What the task requires. Set down the records once more, please, exactly and with the pictures left out.

Entries.
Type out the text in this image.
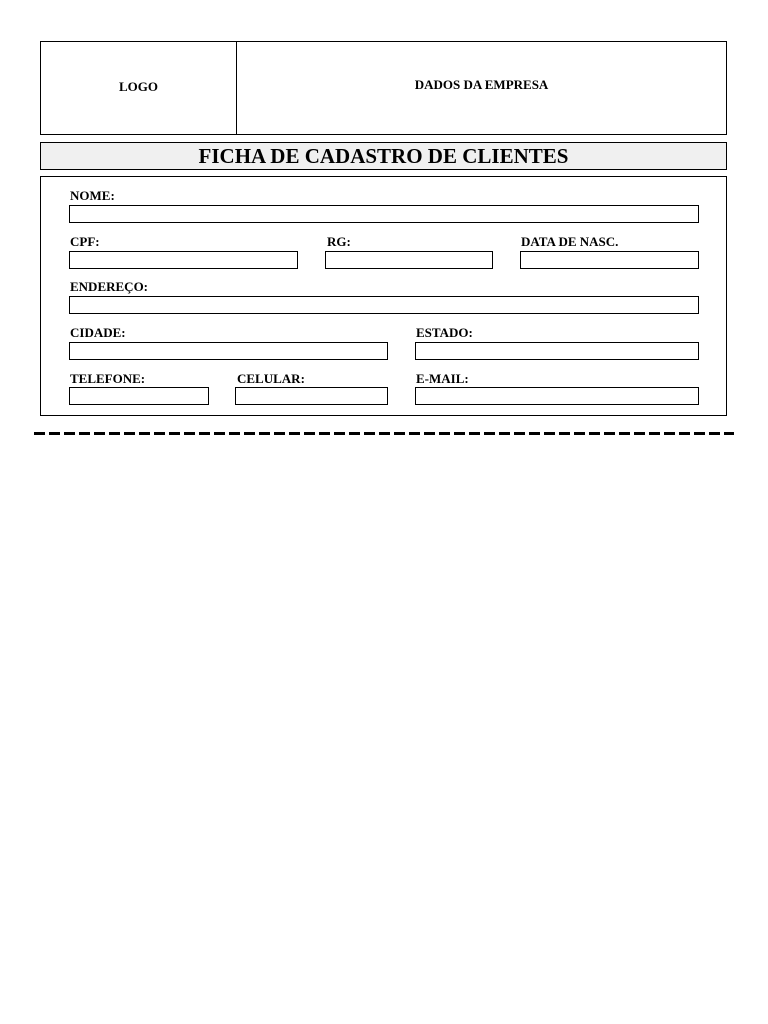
LOGO	DADOS DA EMPRESA
FICHA DE CADASTRO DE CLIENTES
NOME:
CPF:	RG:	DATA DE NASC.
ENDEREÇO:
CIDADE:	ESTADO:
TELEFONE:	CELULAR:	E-MAIL:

Final answer.
Type out the text in this image.
LOGO	DADOS DA EMPRESA
FICHA DE CADASTRO DE CLIENTES
NOME:
CPF:	RG:	DATA DE NASC.
ENDEREÇO:
CIDADE:	ESTADO:
TELEFONE:	CELULAR:	E-MAIL:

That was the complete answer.